Rows:
++++++

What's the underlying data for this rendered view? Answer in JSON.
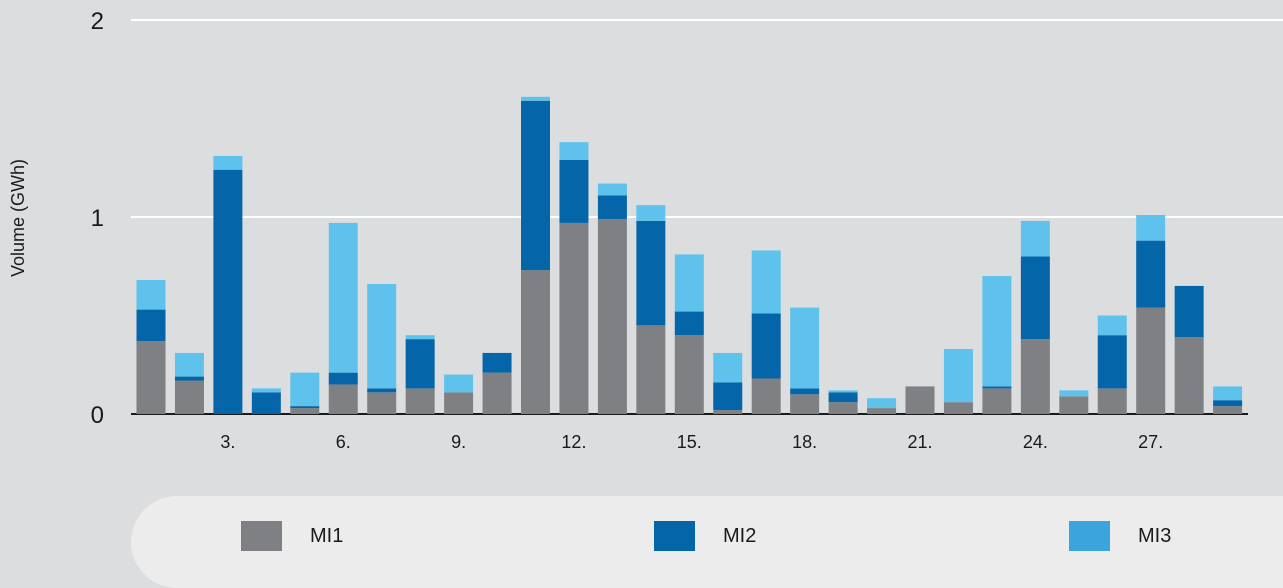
{
  "chart_data": {
    "type": "bar",
    "stacked": true,
    "ylabel": "Volume (GWh)",
    "ylim": [
      0,
      2
    ],
    "yticks": [
      "0",
      "1",
      "2"
    ],
    "x": [
      1,
      2,
      3,
      4,
      5,
      6,
      7,
      8,
      9,
      10,
      11,
      12,
      13,
      14,
      15,
      16,
      17,
      18,
      19,
      20,
      21,
      22,
      23,
      24,
      25,
      26,
      27,
      28,
      29
    ],
    "xtick_labels": [
      {
        "x": 3,
        "label": "3."
      },
      {
        "x": 6,
        "label": "6."
      },
      {
        "x": 9,
        "label": "9."
      },
      {
        "x": 12,
        "label": "12."
      },
      {
        "x": 15,
        "label": "15."
      },
      {
        "x": 18,
        "label": "18."
      },
      {
        "x": 21,
        "label": "21."
      },
      {
        "x": 24,
        "label": "24."
      },
      {
        "x": 27,
        "label": "27."
      }
    ],
    "grid": true,
    "legend_position": "bottom",
    "series": [
      {
        "name": "MI1",
        "color": "#7e8083",
        "values": [
          0.37,
          0.17,
          0,
          0,
          0.03,
          0.15,
          0.11,
          0.13,
          0.11,
          0.21,
          0.73,
          0.97,
          0.99,
          0.45,
          0.4,
          0.02,
          0.18,
          0.1,
          0.06,
          0.03,
          0.14,
          0.06,
          0.13,
          0.38,
          0.09,
          0.13,
          0.54,
          0.39,
          0.04
        ]
      },
      {
        "name": "MI2",
        "color": "#0565a9",
        "values": [
          0.16,
          0.02,
          1.24,
          0.11,
          0.01,
          0.06,
          0.02,
          0.25,
          0,
          0.1,
          0.86,
          0.32,
          0.12,
          0.53,
          0.12,
          0.14,
          0.33,
          0.03,
          0.05,
          0,
          0,
          0,
          0.01,
          0.42,
          0,
          0.27,
          0.34,
          0.26,
          0.03
        ]
      },
      {
        "name": "MI3",
        "color": "#5ec2ec",
        "values": [
          0.15,
          0.12,
          0.07,
          0.02,
          0.17,
          0.76,
          0.53,
          0.02,
          0.09,
          0,
          0.02,
          0.09,
          0.06,
          0.08,
          0.29,
          0.15,
          0.32,
          0.41,
          0.01,
          0.05,
          0,
          0.27,
          0.56,
          0.18,
          0.03,
          0.1,
          0.13,
          0,
          0.07
        ]
      }
    ]
  },
  "legend": {
    "items": [
      {
        "label": "MI1",
        "color": "#7e8083"
      },
      {
        "label": "MI2",
        "color": "#0565a9"
      },
      {
        "label": "MI3",
        "color": "#3aa4dc"
      }
    ]
  }
}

++++++

Task instructions: Quote every record above exactly, leaving out any pictures.

Final result:
What's the underlying data for this rendered view? Answer in JSON.
{
  "chart_data": {
    "type": "bar",
    "stacked": true,
    "ylabel": "Volume (GWh)",
    "ylim": [
      0,
      2
    ],
    "yticks": [
      "0",
      "1",
      "2"
    ],
    "x": [
      1,
      2,
      3,
      4,
      5,
      6,
      7,
      8,
      9,
      10,
      11,
      12,
      13,
      14,
      15,
      16,
      17,
      18,
      19,
      20,
      21,
      22,
      23,
      24,
      25,
      26,
      27,
      28,
      29
    ],
    "xtick_labels": [
      {
        "x": 3,
        "label": "3."
      },
      {
        "x": 6,
        "label": "6."
      },
      {
        "x": 9,
        "label": "9."
      },
      {
        "x": 12,
        "label": "12."
      },
      {
        "x": 15,
        "label": "15."
      },
      {
        "x": 18,
        "label": "18."
      },
      {
        "x": 21,
        "label": "21."
      },
      {
        "x": 24,
        "label": "24."
      },
      {
        "x": 27,
        "label": "27."
      }
    ],
    "grid": true,
    "legend_position": "bottom",
    "series": [
      {
        "name": "MI1",
        "color": "#7e8083",
        "values": [
          0.37,
          0.17,
          0,
          0,
          0.03,
          0.15,
          0.11,
          0.13,
          0.11,
          0.21,
          0.73,
          0.97,
          0.99,
          0.45,
          0.4,
          0.02,
          0.18,
          0.1,
          0.06,
          0.03,
          0.14,
          0.06,
          0.13,
          0.38,
          0.09,
          0.13,
          0.54,
          0.39,
          0.04
        ]
      },
      {
        "name": "MI2",
        "color": "#0565a9",
        "values": [
          0.16,
          0.02,
          1.24,
          0.11,
          0.01,
          0.06,
          0.02,
          0.25,
          0,
          0.1,
          0.86,
          0.32,
          0.12,
          0.53,
          0.12,
          0.14,
          0.33,
          0.03,
          0.05,
          0,
          0,
          0,
          0.01,
          0.42,
          0,
          0.27,
          0.34,
          0.26,
          0.03
        ]
      },
      {
        "name": "MI3",
        "color": "#5ec2ec",
        "values": [
          0.15,
          0.12,
          0.07,
          0.02,
          0.17,
          0.76,
          0.53,
          0.02,
          0.09,
          0,
          0.02,
          0.09,
          0.06,
          0.08,
          0.29,
          0.15,
          0.32,
          0.41,
          0.01,
          0.05,
          0,
          0.27,
          0.56,
          0.18,
          0.03,
          0.1,
          0.13,
          0,
          0.07
        ]
      }
    ]
  },
  "legend": {
    "items": [
      {
        "label": "MI1",
        "color": "#7e8083"
      },
      {
        "label": "MI2",
        "color": "#0565a9"
      },
      {
        "label": "MI3",
        "color": "#3aa4dc"
      }
    ]
  }
}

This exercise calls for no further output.